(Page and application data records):
.....

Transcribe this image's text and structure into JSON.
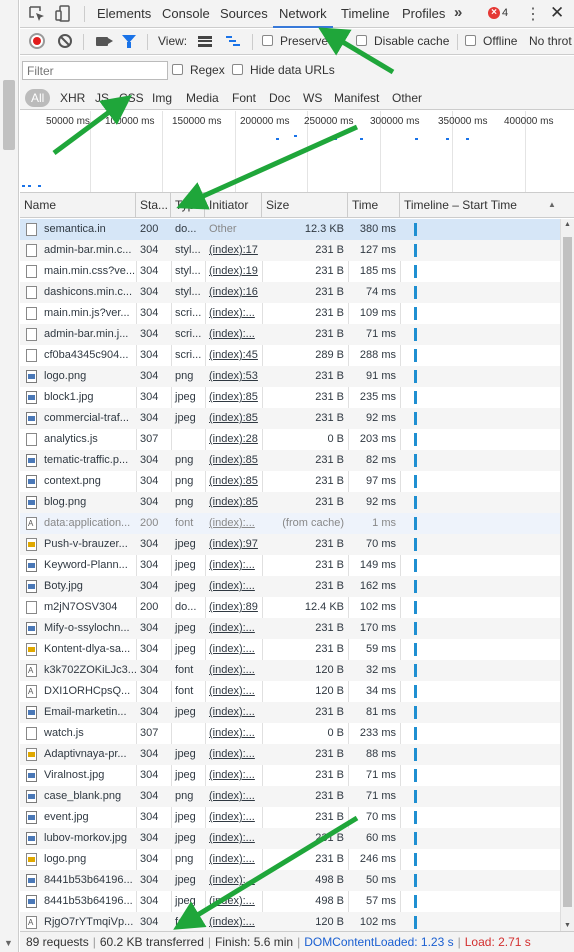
{
  "tabs": [
    {
      "label": "Elements"
    },
    {
      "label": "Console"
    },
    {
      "label": "Sources"
    },
    {
      "label": "Network"
    },
    {
      "label": "Timeline"
    },
    {
      "label": "Profiles"
    }
  ],
  "error_count": "4",
  "toolbar": {
    "view_label": "View:",
    "preserve_label": "Preserve",
    "disable_cache_label": "Disable cache",
    "offline_label": "Offline",
    "throttle_label": "No throt"
  },
  "filter": {
    "placeholder": "Filter",
    "regex_label": "Regex",
    "hide_data_urls_label": "Hide data URLs",
    "types": [
      "All",
      "XHR",
      "JS",
      "CSS",
      "Img",
      "Media",
      "Font",
      "Doc",
      "WS",
      "Manifest",
      "Other"
    ]
  },
  "overview": {
    "ticks": [
      "50000 ms",
      "100000 ms",
      "150000 ms",
      "200000 ms",
      "250000 ms",
      "300000 ms",
      "350000 ms",
      "400000 ms"
    ]
  },
  "table": {
    "headers": {
      "name": "Name",
      "status": "Sta...",
      "type": "Type",
      "initiator": "Initiator",
      "size": "Size",
      "time": "Time",
      "timeline": "Timeline – Start Time"
    },
    "rows": [
      {
        "name": "semantica.in",
        "status": "200",
        "type": "do...",
        "initiator": "Other",
        "size": "12.3 KB",
        "time": "380 ms"
      },
      {
        "name": "admin-bar.min.c...",
        "status": "304",
        "type": "styl...",
        "initiator": "(index):17",
        "size": "231 B",
        "time": "127 ms"
      },
      {
        "name": "main.min.css?ve...",
        "status": "304",
        "type": "styl...",
        "initiator": "(index):19",
        "size": "231 B",
        "time": "185 ms"
      },
      {
        "name": "dashicons.min.c...",
        "status": "304",
        "type": "styl...",
        "initiator": "(index):16",
        "size": "231 B",
        "time": "74 ms"
      },
      {
        "name": "main.min.js?ver...",
        "status": "304",
        "type": "scri...",
        "initiator": "(index):...",
        "size": "231 B",
        "time": "109 ms"
      },
      {
        "name": "admin-bar.min.j...",
        "status": "304",
        "type": "scri...",
        "initiator": "(index):...",
        "size": "231 B",
        "time": "71 ms"
      },
      {
        "name": "cf0ba4345c904...",
        "status": "304",
        "type": "scri...",
        "initiator": "(index):45",
        "size": "289 B",
        "time": "288 ms"
      },
      {
        "name": "logo.png",
        "status": "304",
        "type": "png",
        "initiator": "(index):53",
        "size": "231 B",
        "time": "91 ms"
      },
      {
        "name": "block1.jpg",
        "status": "304",
        "type": "jpeg",
        "initiator": "(index):85",
        "size": "231 B",
        "time": "235 ms"
      },
      {
        "name": "commercial-traf...",
        "status": "304",
        "type": "jpeg",
        "initiator": "(index):85",
        "size": "231 B",
        "time": "92 ms"
      },
      {
        "name": "analytics.js",
        "status": "307",
        "type": "",
        "initiator": "(index):28",
        "size": "0 B",
        "time": "203 ms"
      },
      {
        "name": "tematic-traffic.p...",
        "status": "304",
        "type": "png",
        "initiator": "(index):85",
        "size": "231 B",
        "time": "82 ms"
      },
      {
        "name": "context.png",
        "status": "304",
        "type": "png",
        "initiator": "(index):85",
        "size": "231 B",
        "time": "97 ms"
      },
      {
        "name": "blog.png",
        "status": "304",
        "type": "png",
        "initiator": "(index):85",
        "size": "231 B",
        "time": "92 ms"
      },
      {
        "name": "data:application...",
        "status": "200",
        "type": "font",
        "initiator": "(index):...",
        "size": "(from cache)",
        "time": "1 ms"
      },
      {
        "name": "Push-v-brauzer...",
        "status": "304",
        "type": "jpeg",
        "initiator": "(index):97",
        "size": "231 B",
        "time": "70 ms"
      },
      {
        "name": "Keyword-Plann...",
        "status": "304",
        "type": "jpeg",
        "initiator": "(index):...",
        "size": "231 B",
        "time": "149 ms"
      },
      {
        "name": "Boty.jpg",
        "status": "304",
        "type": "jpeg",
        "initiator": "(index):...",
        "size": "231 B",
        "time": "162 ms"
      },
      {
        "name": "m2jN7OSV304",
        "status": "200",
        "type": "do...",
        "initiator": "(index):89",
        "size": "12.4 KB",
        "time": "102 ms"
      },
      {
        "name": "Mify-o-ssylochn...",
        "status": "304",
        "type": "jpeg",
        "initiator": "(index):...",
        "size": "231 B",
        "time": "170 ms"
      },
      {
        "name": "Kontent-dlya-sa...",
        "status": "304",
        "type": "jpeg",
        "initiator": "(index):...",
        "size": "231 B",
        "time": "59 ms"
      },
      {
        "name": "k3k702ZOKiLJc3...",
        "status": "304",
        "type": "font",
        "initiator": "(index):...",
        "size": "120 B",
        "time": "32 ms"
      },
      {
        "name": "DXI1ORHCpsQ...",
        "status": "304",
        "type": "font",
        "initiator": "(index):...",
        "size": "120 B",
        "time": "34 ms"
      },
      {
        "name": "Email-marketin...",
        "status": "304",
        "type": "jpeg",
        "initiator": "(index):...",
        "size": "231 B",
        "time": "81 ms"
      },
      {
        "name": "watch.js",
        "status": "307",
        "type": "",
        "initiator": "(index):...",
        "size": "0 B",
        "time": "233 ms"
      },
      {
        "name": "Adaptivnaya-pr...",
        "status": "304",
        "type": "jpeg",
        "initiator": "(index):...",
        "size": "231 B",
        "time": "88 ms"
      },
      {
        "name": "Viralnost.jpg",
        "status": "304",
        "type": "jpeg",
        "initiator": "(index):...",
        "size": "231 B",
        "time": "71 ms"
      },
      {
        "name": "case_blank.png",
        "status": "304",
        "type": "png",
        "initiator": "(index):...",
        "size": "231 B",
        "time": "71 ms"
      },
      {
        "name": "event.jpg",
        "status": "304",
        "type": "jpeg",
        "initiator": "(index):...",
        "size": "231 B",
        "time": "70 ms"
      },
      {
        "name": "lubov-morkov.jpg",
        "status": "304",
        "type": "jpeg",
        "initiator": "(index):...",
        "size": "231 B",
        "time": "60 ms"
      },
      {
        "name": "logo.png",
        "status": "304",
        "type": "png",
        "initiator": "(index):...",
        "size": "231 B",
        "time": "246 ms"
      },
      {
        "name": "8441b53b64196...",
        "status": "304",
        "type": "jpeg",
        "initiator": "(index):...",
        "size": "498 B",
        "time": "50 ms"
      },
      {
        "name": "8441b53b64196...",
        "status": "304",
        "type": "jpeg",
        "initiator": "(index):...",
        "size": "498 B",
        "time": "57 ms"
      },
      {
        "name": "RjgO7rYTmqiVp...",
        "status": "304",
        "type": "font",
        "initiator": "(index):...",
        "size": "120 B",
        "time": "102 ms"
      }
    ]
  },
  "status": {
    "requests": "89 requests",
    "transferred": "60.2 KB transferred",
    "finish": "Finish: 5.6 min",
    "dcl": "DOMContentLoaded: 1.23 s",
    "load": "Load: 2.71 s"
  },
  "colors": {
    "accent": "#1a73e8",
    "arrow": "#1fa63a",
    "load": "#d32f2f",
    "dcl": "#1a5fd1"
  }
}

.....

If a line of the data contains "main", copy it out.

        "name": "main.min.css?ve...",
        "name": "main.min.js?ver...",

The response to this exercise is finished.